• _Work to be completed_:
Quote the listing below in its entirety, omitting every image.

• _Dataset_:
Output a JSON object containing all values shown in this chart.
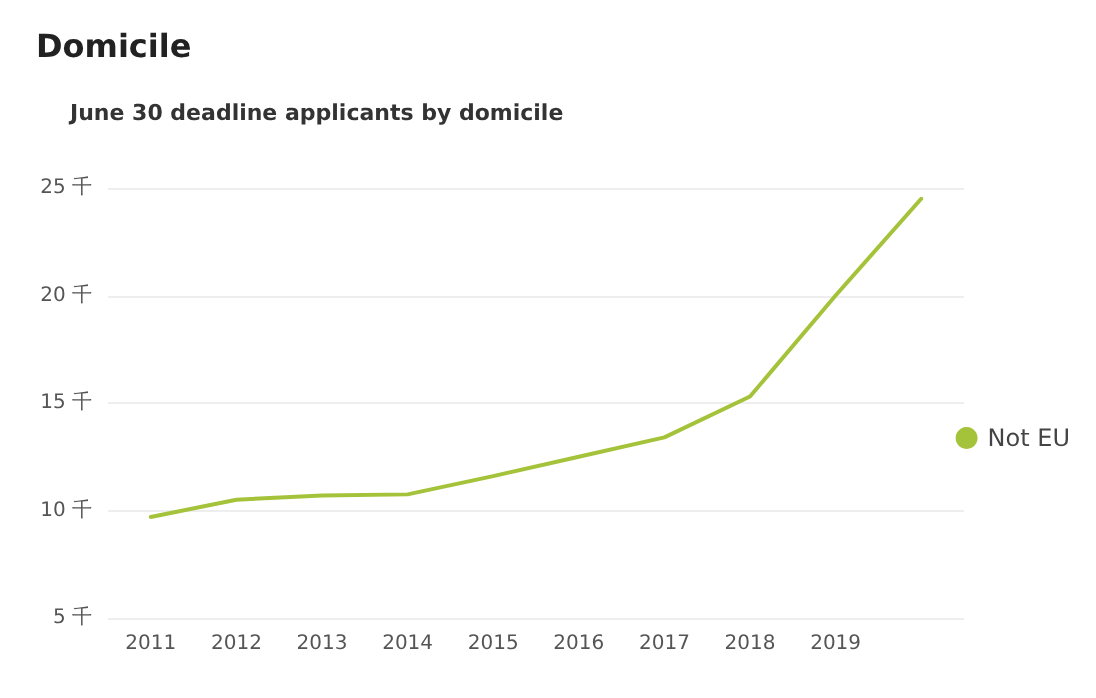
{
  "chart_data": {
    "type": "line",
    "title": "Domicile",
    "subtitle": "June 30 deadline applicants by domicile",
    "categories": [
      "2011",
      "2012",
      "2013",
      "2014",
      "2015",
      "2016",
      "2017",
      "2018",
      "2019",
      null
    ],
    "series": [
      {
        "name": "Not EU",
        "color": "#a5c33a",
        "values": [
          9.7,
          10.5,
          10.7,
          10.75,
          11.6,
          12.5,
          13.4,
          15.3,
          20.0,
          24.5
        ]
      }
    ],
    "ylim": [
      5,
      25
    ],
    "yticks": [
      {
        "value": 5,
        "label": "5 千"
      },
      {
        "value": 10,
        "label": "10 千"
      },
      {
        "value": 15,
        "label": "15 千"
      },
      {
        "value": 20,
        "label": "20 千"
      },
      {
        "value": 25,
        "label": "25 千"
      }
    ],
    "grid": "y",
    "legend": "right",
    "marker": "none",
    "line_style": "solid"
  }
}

• _Written reply_:
Output a JSON object containing all values shown in this chart.
{
  "chart_data": {
    "type": "line",
    "title": "Domicile",
    "subtitle": "June 30 deadline applicants by domicile",
    "categories": [
      "2011",
      "2012",
      "2013",
      "2014",
      "2015",
      "2016",
      "2017",
      "2018",
      "2019",
      null
    ],
    "series": [
      {
        "name": "Not EU",
        "color": "#a5c33a",
        "values": [
          9.7,
          10.5,
          10.7,
          10.75,
          11.6,
          12.5,
          13.4,
          15.3,
          20.0,
          24.5
        ]
      }
    ],
    "ylim": [
      5,
      25
    ],
    "yticks": [
      {
        "value": 5,
        "label": "5 千"
      },
      {
        "value": 10,
        "label": "10 千"
      },
      {
        "value": 15,
        "label": "15 千"
      },
      {
        "value": 20,
        "label": "20 千"
      },
      {
        "value": 25,
        "label": "25 千"
      }
    ],
    "grid": "y",
    "legend": "right",
    "marker": "none",
    "line_style": "solid"
  }
}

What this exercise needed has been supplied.